DIRECTIVE:
Arrange the lines from the one containing "x-tick-label: 150 — [384, 484, 403, 496]" through the one containing "point — [561, 438, 570, 448]", both included, as a Markdown table with the columns Number and Record line, numbering each row and leaving out blank lines.

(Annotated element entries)
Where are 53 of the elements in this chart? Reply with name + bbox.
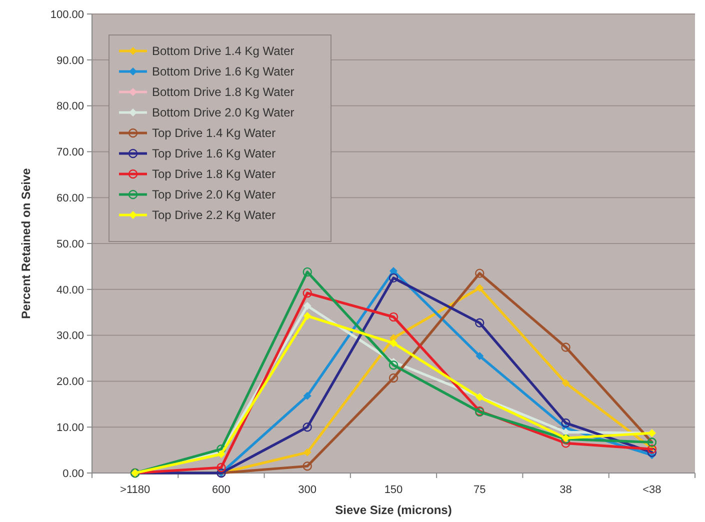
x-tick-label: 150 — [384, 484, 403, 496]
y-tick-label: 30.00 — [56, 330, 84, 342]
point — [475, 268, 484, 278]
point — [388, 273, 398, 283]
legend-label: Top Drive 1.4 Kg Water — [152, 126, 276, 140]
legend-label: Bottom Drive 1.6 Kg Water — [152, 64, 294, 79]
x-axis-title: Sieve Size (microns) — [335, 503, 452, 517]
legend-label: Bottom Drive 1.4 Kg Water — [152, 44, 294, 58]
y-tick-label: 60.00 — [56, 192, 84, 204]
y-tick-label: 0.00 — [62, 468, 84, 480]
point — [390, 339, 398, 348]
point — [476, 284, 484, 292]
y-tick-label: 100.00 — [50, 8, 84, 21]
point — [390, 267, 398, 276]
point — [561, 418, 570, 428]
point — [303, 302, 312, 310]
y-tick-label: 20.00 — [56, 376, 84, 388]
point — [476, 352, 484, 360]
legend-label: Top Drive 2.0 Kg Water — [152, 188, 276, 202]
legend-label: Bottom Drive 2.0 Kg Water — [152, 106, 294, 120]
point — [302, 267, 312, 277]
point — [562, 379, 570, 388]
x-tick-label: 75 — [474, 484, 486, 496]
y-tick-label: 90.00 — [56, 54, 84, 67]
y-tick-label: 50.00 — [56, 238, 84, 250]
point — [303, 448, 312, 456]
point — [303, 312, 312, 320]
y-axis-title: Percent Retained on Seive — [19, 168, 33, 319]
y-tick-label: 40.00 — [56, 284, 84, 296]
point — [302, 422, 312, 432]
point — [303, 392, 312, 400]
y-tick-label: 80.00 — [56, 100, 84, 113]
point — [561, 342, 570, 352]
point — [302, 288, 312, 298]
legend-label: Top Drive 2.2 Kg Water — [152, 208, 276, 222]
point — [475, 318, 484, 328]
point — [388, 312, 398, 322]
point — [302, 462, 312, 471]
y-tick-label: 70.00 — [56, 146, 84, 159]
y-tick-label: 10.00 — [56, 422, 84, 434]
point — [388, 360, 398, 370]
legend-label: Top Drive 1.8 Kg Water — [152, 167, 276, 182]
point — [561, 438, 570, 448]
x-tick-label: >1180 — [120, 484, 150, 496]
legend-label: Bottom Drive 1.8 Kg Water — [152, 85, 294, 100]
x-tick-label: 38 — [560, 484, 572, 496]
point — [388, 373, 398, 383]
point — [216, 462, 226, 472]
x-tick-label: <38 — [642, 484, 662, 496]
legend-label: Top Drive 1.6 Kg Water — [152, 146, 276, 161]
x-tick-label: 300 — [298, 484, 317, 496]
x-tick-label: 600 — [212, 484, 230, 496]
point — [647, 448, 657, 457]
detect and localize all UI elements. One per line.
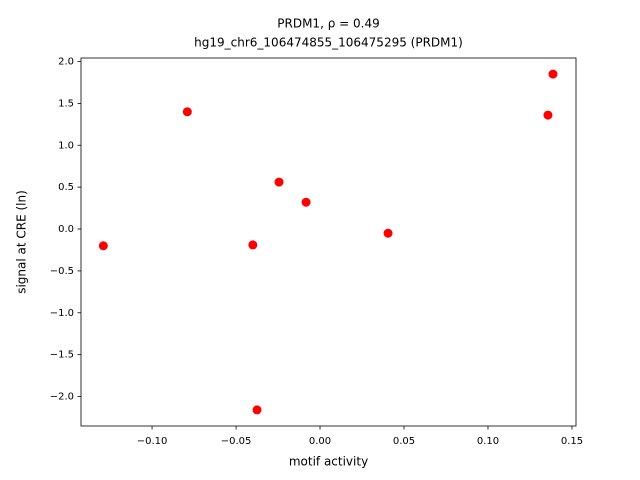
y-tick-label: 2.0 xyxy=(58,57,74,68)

REPLY:
| Number | Record line |
|---|---|
| 1 | x-tick-label: 150 — [384, 484, 403, 496] |
| 2 | y-tick-label: 30.00 — [56, 330, 84, 342] |
| 3 | point — [475, 268, 484, 278] |
| 4 | point — [388, 273, 398, 283] |
| 5 | legend-label: Top Drive 1.4 Kg Water — [152, 126, 276, 140] |
| 6 | legend-label: Bottom Drive 1.6 Kg Water — [152, 64, 294, 79] |
| 7 | x-axis-title: Sieve Size (microns) — [335, 503, 452, 517] |
| 8 | legend-label: Bottom Drive 1.4 Kg Water — [152, 44, 294, 58] |
| 9 | y-tick-label: 60.00 — [56, 192, 84, 204] |
| 10 | y-tick-label: 0.00 — [62, 468, 84, 480] |
| 11 | point — [390, 339, 398, 348] |
| 12 | point — [476, 284, 484, 292] |
| 13 | y-tick-label: 100.00 — [50, 8, 84, 21] |
| 14 | point — [390, 267, 398, 276] |
| 15 | point — [561, 418, 570, 428] |
| 16 | point — [303, 302, 312, 310] |
| 17 | y-tick-label: 20.00 — [56, 376, 84, 388] |
| 18 | point — [476, 352, 484, 360] |
| 19 | legend-label: Top Drive 2.0 Kg Water — [152, 188, 276, 202] |
| 20 | legend-label: Bottom Drive 2.0 Kg Water — [152, 106, 294, 120] |
| 21 | point — [302, 267, 312, 277] |
| 22 | point — [562, 379, 570, 388] |
| 23 | x-tick-label: 75 — [474, 484, 486, 496] |
| 24 | y-tick-label: 90.00 — [56, 54, 84, 67] |
| 25 | y-tick-label: 50.00 — [56, 238, 84, 250] |
| 26 | point — [303, 448, 312, 456] |
| 27 | point — [303, 312, 312, 320] |
| 28 | y-axis-title: Percent Retained on Seive — [19, 168, 33, 319] |
| 29 | y-tick-label: 40.00 — [56, 284, 84, 296] |
| 30 | point — [302, 422, 312, 432] |
| 31 | point — [303, 392, 312, 400] |
| 32 | y-tick-label: 80.00 — [56, 100, 84, 113] |
| 33 | point — [561, 342, 570, 352] |
| 34 | point — [302, 288, 312, 298] |
| 35 | legend-label: Top Drive 2.2 Kg Water — [152, 208, 276, 222] |
| 36 | point — [475, 318, 484, 328] |
| 37 | point — [388, 312, 398, 322] |
| 38 | point — [302, 462, 312, 471] |
| 39 | y-tick-label: 70.00 — [56, 146, 84, 159] |
| 40 | y-tick-label: 10.00 — [56, 422, 84, 434] |
| 41 | point — [388, 360, 398, 370] |
| 42 | legend-label: Top Drive 1.8 Kg Water — [152, 167, 276, 182] |
| 43 | point — [561, 438, 570, 448] |